What you need to do =
Quote the whole listing word for word. Do not include the pictures.

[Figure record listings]
--- start ---
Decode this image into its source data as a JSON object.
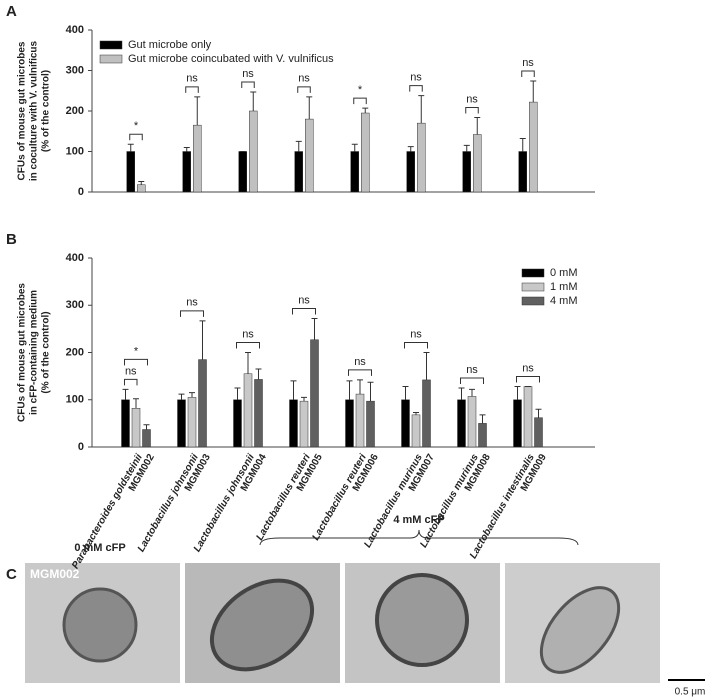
{
  "panel_labels": [
    "A",
    "B",
    "C"
  ],
  "chart_data": [
    {
      "type": "bar",
      "y_label": [
        "CFUs of mouse gut microbes",
        "in coculture with V. vulnificus",
        "(% of the control)"
      ],
      "categories": [
        null,
        null,
        null,
        null,
        null,
        null,
        null,
        null
      ],
      "series": [
        {
          "name": "Gut microbe only",
          "color": "#000000",
          "values": [
            100,
            100,
            100,
            100,
            100,
            100,
            100,
            100
          ],
          "errors": [
            18,
            10,
            0,
            25,
            18,
            12,
            15,
            32
          ]
        },
        {
          "name": "Gut microbe coincubated with V. vulnificus",
          "color": "#c0c0c0",
          "values": [
            18,
            165,
            200,
            180,
            195,
            170,
            142,
            222
          ],
          "errors": [
            8,
            70,
            47,
            55,
            12,
            68,
            42,
            52
          ]
        }
      ],
      "annotations": [
        [
          "*"
        ],
        [
          "ns"
        ],
        [
          "ns"
        ],
        [
          "ns"
        ],
        [
          "*"
        ],
        [
          "ns"
        ],
        [
          "ns"
        ],
        [
          "ns"
        ]
      ],
      "ylim": [
        0,
        400
      ],
      "yticks": [
        0,
        100,
        200,
        300,
        400
      ],
      "legend": "upper left"
    },
    {
      "type": "bar",
      "y_label": [
        "CFUs of mouse gut microbes",
        "in cFP-containing medium",
        "(% of the control)"
      ],
      "categories": [
        "Parabacteroides goldsteinii",
        "Lactobacillus johnsonii",
        "Lactobacillus johnsonii",
        "Lactobacillus reuteri",
        "Lactobacillus reuteri",
        "Lactobacillus murinus",
        "Lactobacillus murinus",
        "Lactobacillus intestinalis"
      ],
      "strains": [
        "MGM002",
        "MGM003",
        "MGM004",
        "MGM005",
        "MGM006",
        "MGM007",
        "MGM008",
        "MGM009"
      ],
      "series": [
        {
          "name": "0 mM",
          "color": "#000000",
          "values": [
            100,
            100,
            100,
            100,
            100,
            100,
            100,
            100
          ],
          "errors": [
            22,
            12,
            25,
            40,
            40,
            28,
            25,
            28
          ]
        },
        {
          "name": "1 mM",
          "color": "#c8c8c8",
          "values": [
            82,
            105,
            155,
            97,
            112,
            68,
            107,
            128
          ],
          "errors": [
            20,
            10,
            45,
            8,
            30,
            5,
            15,
            0
          ]
        },
        {
          "name": "4 mM",
          "color": "#606060",
          "values": [
            37,
            185,
            143,
            227,
            97,
            142,
            50,
            62
          ],
          "errors": [
            10,
            82,
            22,
            45,
            40,
            58,
            18,
            18
          ]
        }
      ],
      "annotations": [
        [
          "*",
          "ns"
        ],
        [
          "ns"
        ],
        [
          "ns"
        ],
        [
          "ns"
        ],
        [
          "ns"
        ],
        [
          "ns"
        ],
        [
          "ns"
        ],
        [
          "ns"
        ]
      ],
      "ylim": [
        0,
        400
      ],
      "yticks": [
        0,
        100,
        200,
        300,
        400
      ],
      "legend": "upper right"
    }
  ],
  "panel_c": {
    "control_label": "0 mM cFP",
    "treated_label": "4 mM cFP",
    "strain_label": "MGM002",
    "scale_label": "0.5 μm"
  }
}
--- end ---
Reply to the exercise =
Decode this image into its source data as a JSON object.
{
  "panel_labels": [
    "A",
    "B",
    "C"
  ],
  "chart_data": [
    {
      "type": "bar",
      "y_label": [
        "CFUs of mouse gut microbes",
        "in coculture with V. vulnificus",
        "(% of the control)"
      ],
      "categories": [
        null,
        null,
        null,
        null,
        null,
        null,
        null,
        null
      ],
      "series": [
        {
          "name": "Gut microbe only",
          "color": "#000000",
          "values": [
            100,
            100,
            100,
            100,
            100,
            100,
            100,
            100
          ],
          "errors": [
            18,
            10,
            0,
            25,
            18,
            12,
            15,
            32
          ]
        },
        {
          "name": "Gut microbe coincubated with V. vulnificus",
          "color": "#c0c0c0",
          "values": [
            18,
            165,
            200,
            180,
            195,
            170,
            142,
            222
          ],
          "errors": [
            8,
            70,
            47,
            55,
            12,
            68,
            42,
            52
          ]
        }
      ],
      "annotations": [
        [
          "*"
        ],
        [
          "ns"
        ],
        [
          "ns"
        ],
        [
          "ns"
        ],
        [
          "*"
        ],
        [
          "ns"
        ],
        [
          "ns"
        ],
        [
          "ns"
        ]
      ],
      "ylim": [
        0,
        400
      ],
      "yticks": [
        0,
        100,
        200,
        300,
        400
      ],
      "legend": "upper left"
    },
    {
      "type": "bar",
      "y_label": [
        "CFUs of mouse gut microbes",
        "in cFP-containing medium",
        "(% of the control)"
      ],
      "categories": [
        "Parabacteroides goldsteinii",
        "Lactobacillus johnsonii",
        "Lactobacillus johnsonii",
        "Lactobacillus reuteri",
        "Lactobacillus reuteri",
        "Lactobacillus murinus",
        "Lactobacillus murinus",
        "Lactobacillus intestinalis"
      ],
      "strains": [
        "MGM002",
        "MGM003",
        "MGM004",
        "MGM005",
        "MGM006",
        "MGM007",
        "MGM008",
        "MGM009"
      ],
      "series": [
        {
          "name": "0 mM",
          "color": "#000000",
          "values": [
            100,
            100,
            100,
            100,
            100,
            100,
            100,
            100
          ],
          "errors": [
            22,
            12,
            25,
            40,
            40,
            28,
            25,
            28
          ]
        },
        {
          "name": "1 mM",
          "color": "#c8c8c8",
          "values": [
            82,
            105,
            155,
            97,
            112,
            68,
            107,
            128
          ],
          "errors": [
            20,
            10,
            45,
            8,
            30,
            5,
            15,
            0
          ]
        },
        {
          "name": "4 mM",
          "color": "#606060",
          "values": [
            37,
            185,
            143,
            227,
            97,
            142,
            50,
            62
          ],
          "errors": [
            10,
            82,
            22,
            45,
            40,
            58,
            18,
            18
          ]
        }
      ],
      "annotations": [
        [
          "*",
          "ns"
        ],
        [
          "ns"
        ],
        [
          "ns"
        ],
        [
          "ns"
        ],
        [
          "ns"
        ],
        [
          "ns"
        ],
        [
          "ns"
        ],
        [
          "ns"
        ]
      ],
      "ylim": [
        0,
        400
      ],
      "yticks": [
        0,
        100,
        200,
        300,
        400
      ],
      "legend": "upper right"
    }
  ],
  "panel_c": {
    "control_label": "0 mM cFP",
    "treated_label": "4 mM cFP",
    "strain_label": "MGM002",
    "scale_label": "0.5 μm"
  }
}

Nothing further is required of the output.